# AIM OF THE TASK
Check every line below for the word "kunnen" and copy the ones that have it.

····················

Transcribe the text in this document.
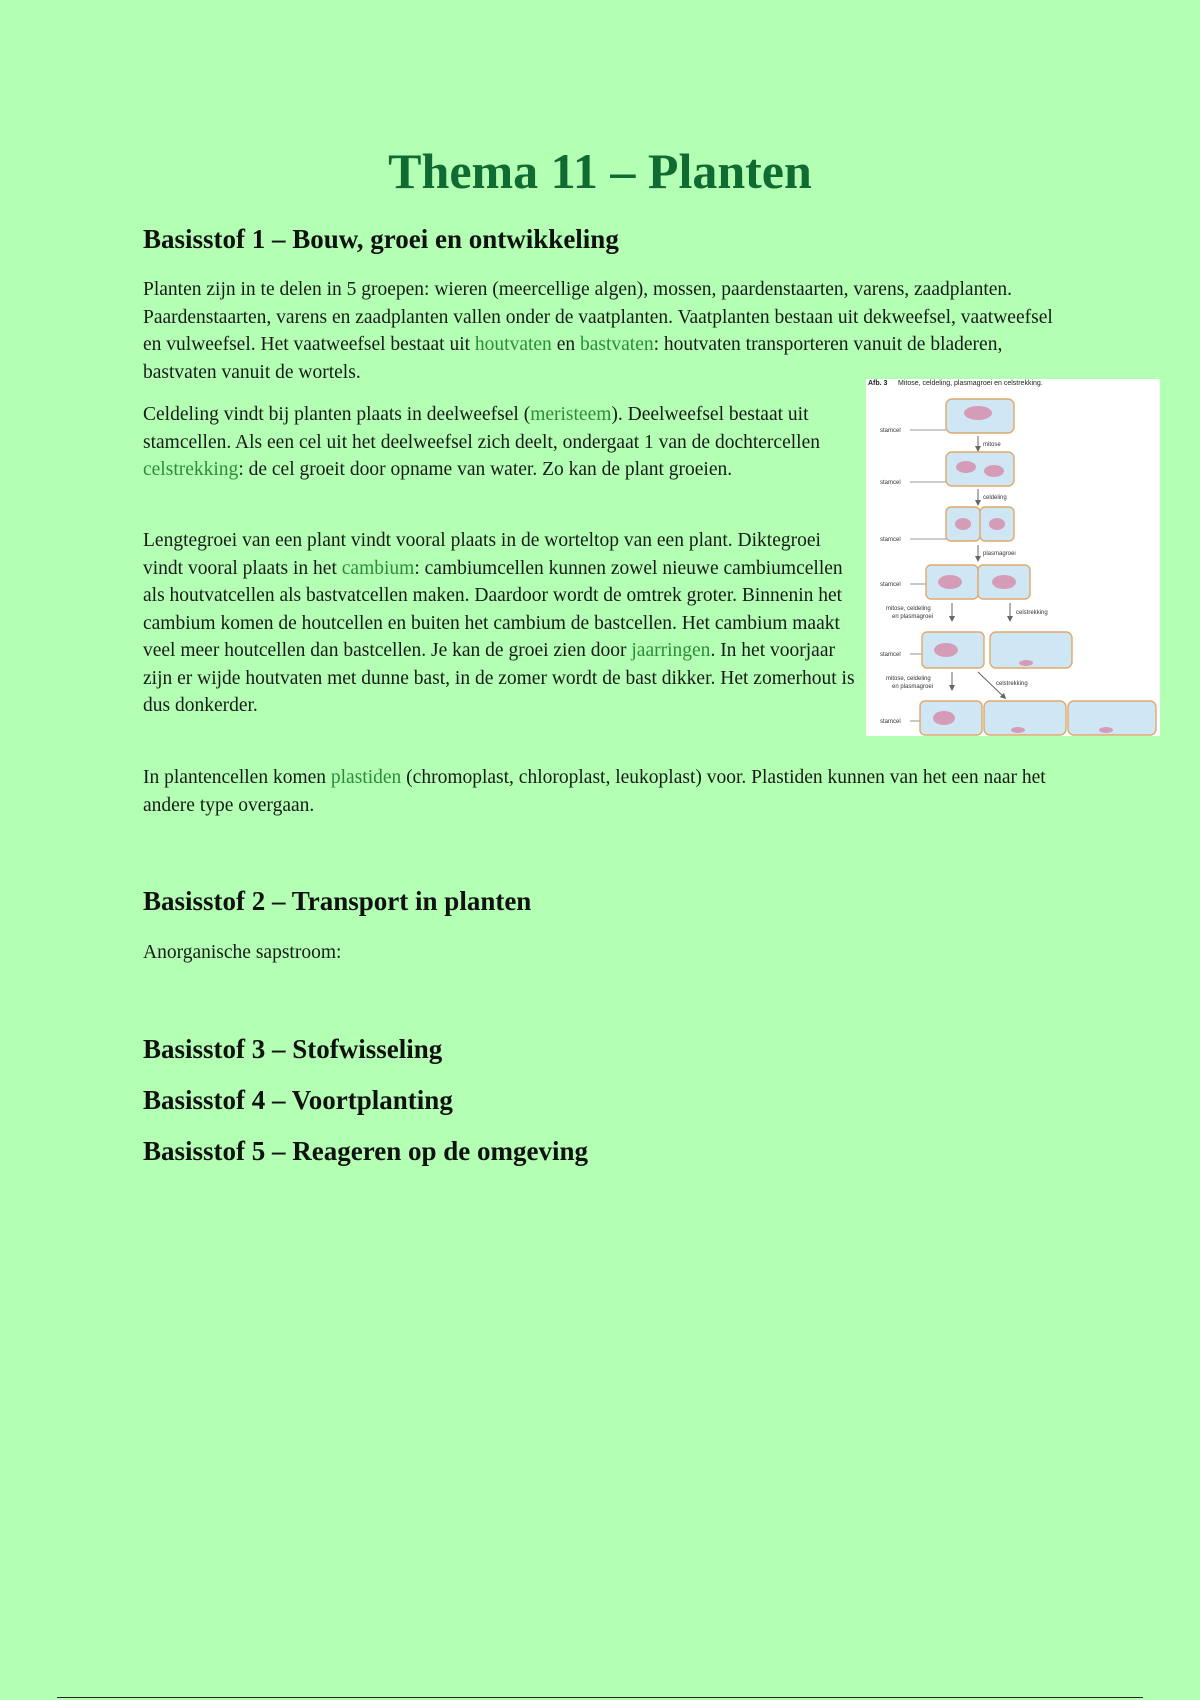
Thema 11 – Planten
Basisstof 1 – Bouw, groei en ontwikkeling

Planten zijn in te delen in 5 groepen: wieren (meercellige algen), mossen, paardenstaarten, varens, zaadplanten. Paardenstaarten, varens en zaadplanten vallen onder de vaatplanten. Vaatplanten bestaan uit dekweefsel, vaatweefsel en vulweefsel. Het vaatweefsel bestaat uit houtvaten en bastvaten: houtvaten transporteren vanuit de bladeren, bastvaten vanuit de wortels.

Celdeling vindt bij planten plaats in deelweefsel (meristeem). Deelweefsel bestaat uit stamcellen. Als een cel uit het deelweefsel zich deelt, ondergaat 1 van de dochtercellen celstrekking: de cel groeit door opname van water. Zo kan de plant groeien.

Lengtegroei van een plant vindt vooral plaats in de worteltop van een plant. Diktegroei vindt vooral plaats in het cambium: cambiumcellen kunnen zowel nieuwe cambiumcellen als houtvatcellen als bastvatcellen maken. Daardoor wordt de omtrek groter. Binnenin het cambium komen de houtcellen en buiten het cambium de bastcellen. Het cambium maakt veel meer houtcellen dan bastcellen. Je kan de groei zien door jaarringen. In het voorjaar zijn er wijde houtvaten met dunne bast, in de zomer wordt de bast dikker. Het zomerhout is dus donkerder.

In plantencellen komen plastiden (chromoplast, chloroplast, leukoplast) voor. Plastiden kunnen van het een naar het andere type overgaan.

Afb. 3 Mitose, celdeling, plasmagroei en celstrekking.
stamcel
mitose
stamcel
celdeling
stamcel
plasmagroei
stamcel
mitose, celdeling
en plasmagroei
celstrekking
stamcel
mitose, celdeling
en plasmagroei	celstrekking
stamcel
Basisstof 2 – Transport in planten

Anorganische sapstroom:

Basisstof 3 – Stofwisseling
Basisstof 4 – Voortplanting
Basisstof 5 – Reageren op de omgeving
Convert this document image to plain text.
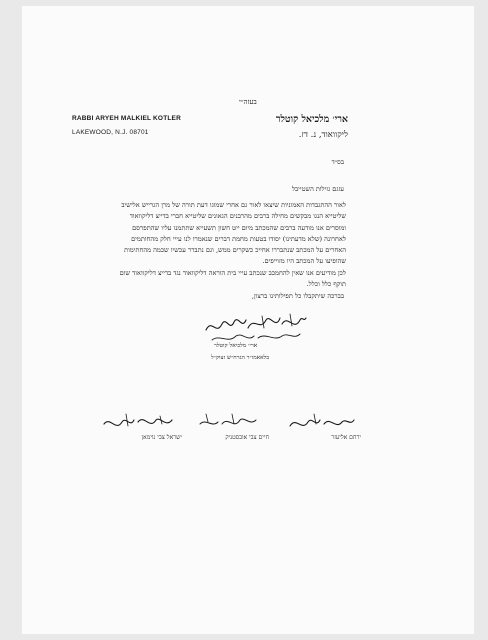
בעזה״י
ארי׳ מלכיאל קוטלר
ליקוואוד, נ. דז.
RABBI ARYEH MALKIEL KOTLER
LAKEWOOD, N.J. 08701
בס״ד
עזגם גזילות השטייבל

לאור ההתגבדות האמוניות שיצאו לאור גם אחרי שמוגו דעת תורה של מרן הגרייש אלישיב

שליטייא הנגו מבקשים מחילה ברבים מהרבנים הגאונים שליטייא חברי בדייצ דליקוואוד

ומוסרים אנו מודעה ברבים שהמכתב מיום ייט חשון תשעייא שתתמנו עליו שהתפרסם

לאחרונה (שלא מדעתינו) יסודו בטעות מחמת דברים שנאמרו לנו עייי חלק מהחותמים

האחרים על המכתב שנתבררו אחייכ כשקרים ממש, וגם נתברר עכשיו שכמה מהחתימות

שהופיעו על המכתב היו מזוייפים.

לכן מודיעים אנו שאין להחמכב שנכתב עייי בית הוראה דליקוואוד נגד בדייצ דליקוואוד שום

תוקף כלל וכלל.

בברכה שיתקבלו כל תפילותינו ברצון,
ארי׳ מלכיאל קוטלר
בלאאמו״ר הגרח״ש זצוק״ל
ירחם אליעזר
חיים צבי אובסטניק
ישראל צבי נוימאן
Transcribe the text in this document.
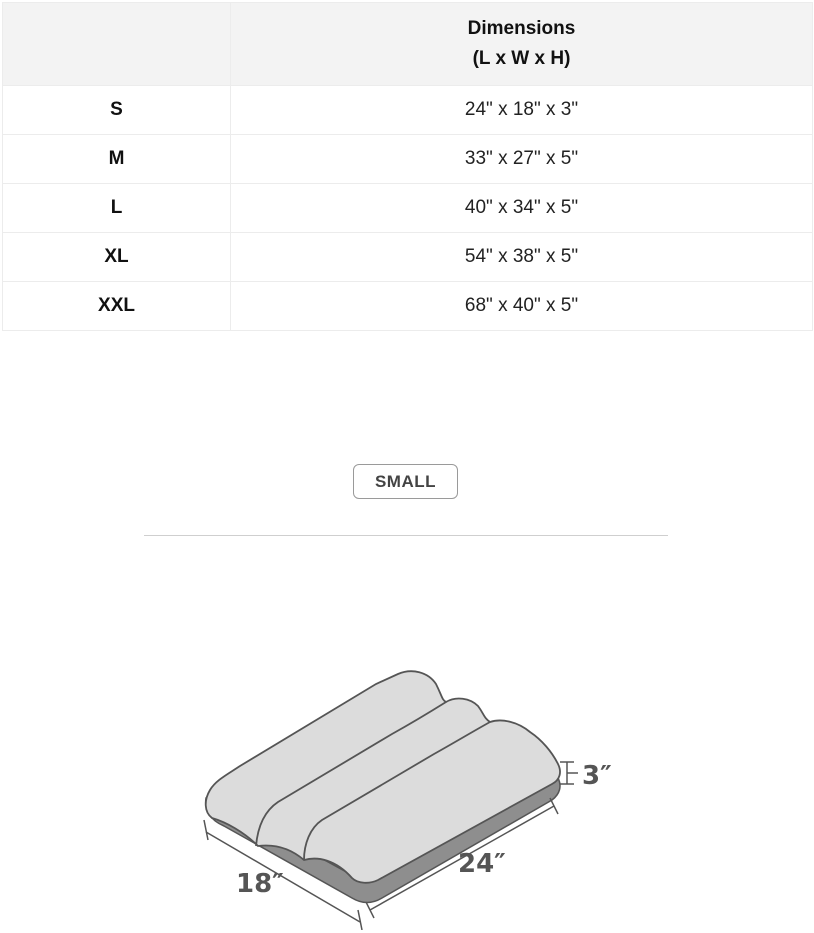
	Dimensions
(L x W x H)

S	24" x 18" x 3"
M	33" x 27" x 5"
L	40" x 34" x 5"
XL	54" x 38" x 5"
XXL	68" x 40" x 5"
SMALL
3″
24″
18″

····················

# ANSWER FOR THE TASK
Lengtegroei van een plant vindt vooral plaats in de worteltop van een plant. Diktegroei vindt vooral plaats in het cambium: cambiumcellen kunnen zowel nieuwe cambiumcellen als houtvatcellen als bastvatcellen maken. Daardoor wordt de omtrek groter. Binnenin het cambium komen de houtcellen en buiten het cambium de bastcellen. Het cambium maakt veel meer houtcellen dan bastcellen. Je kan de groei zien door jaarringen. In het voorjaar zijn er wijde houtvaten met dunne bast, in de zomer wordt de bast dikker. Het zomerhout is dus donkerder.
In plantencellen komen plastiden (chromoplast, chloroplast, leukoplast) voor. Plastiden kunnen van het een naar het andere type overgaan.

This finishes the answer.